-- start of Provided records --

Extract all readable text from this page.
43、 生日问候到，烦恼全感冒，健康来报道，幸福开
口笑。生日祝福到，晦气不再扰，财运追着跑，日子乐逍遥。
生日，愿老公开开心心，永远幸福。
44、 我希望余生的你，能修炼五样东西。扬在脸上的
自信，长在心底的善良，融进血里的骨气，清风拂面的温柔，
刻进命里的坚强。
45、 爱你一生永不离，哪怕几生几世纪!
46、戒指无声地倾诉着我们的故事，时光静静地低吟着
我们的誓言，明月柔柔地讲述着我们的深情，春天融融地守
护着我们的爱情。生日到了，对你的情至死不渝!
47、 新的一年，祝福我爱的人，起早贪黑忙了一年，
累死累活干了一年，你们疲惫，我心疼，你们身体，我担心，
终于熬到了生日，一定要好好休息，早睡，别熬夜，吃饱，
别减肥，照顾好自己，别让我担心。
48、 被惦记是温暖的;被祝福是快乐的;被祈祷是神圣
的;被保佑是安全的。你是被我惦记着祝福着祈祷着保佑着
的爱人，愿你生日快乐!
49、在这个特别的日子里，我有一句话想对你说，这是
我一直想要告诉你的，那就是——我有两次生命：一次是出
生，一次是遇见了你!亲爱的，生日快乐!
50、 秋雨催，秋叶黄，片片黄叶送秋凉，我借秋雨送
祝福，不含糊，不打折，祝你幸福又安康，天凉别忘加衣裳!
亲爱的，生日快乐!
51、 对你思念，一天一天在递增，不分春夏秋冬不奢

-- end of Provided records --

▶ **Exercise prompt**
Print the material once more, exactly.

▶ **Full response**
Extract all readable text from this page.
43、 生日问候到，烦恼全感冒，健康来报道，幸福开
口笑。生日祝福到，晦气不再扰，财运追着跑，日子乐逍遥。
生日，愿老公开开心心，永远幸福。
44、 我希望余生的你，能修炼五样东西。扬在脸上的
自信，长在心底的善良，融进血里的骨气，清风拂面的温柔，
刻进命里的坚强。
45、 爱你一生永不离，哪怕几生几世纪!
46、戒指无声地倾诉着我们的故事，时光静静地低吟着
我们的誓言，明月柔柔地讲述着我们的深情，春天融融地守
护着我们的爱情。生日到了，对你的情至死不渝!
47、 新的一年，祝福我爱的人，起早贪黑忙了一年，
累死累活干了一年，你们疲惫，我心疼，你们身体，我担心，
终于熬到了生日，一定要好好休息，早睡，别熬夜，吃饱，
别减肥，照顾好自己，别让我担心。
48、 被惦记是温暖的;被祝福是快乐的;被祈祷是神圣
的;被保佑是安全的。你是被我惦记着祝福着祈祷着保佑着
的爱人，愿你生日快乐!
49、在这个特别的日子里，我有一句话想对你说，这是
我一直想要告诉你的，那就是——我有两次生命：一次是出
生，一次是遇见了你!亲爱的，生日快乐!
50、 秋雨催，秋叶黄，片片黄叶送秋凉，我借秋雨送
祝福，不含糊，不打折，祝你幸福又安康，天凉别忘加衣裳!
亲爱的，生日快乐!
51、 对你思念，一天一天在递增，不分春夏秋冬不奢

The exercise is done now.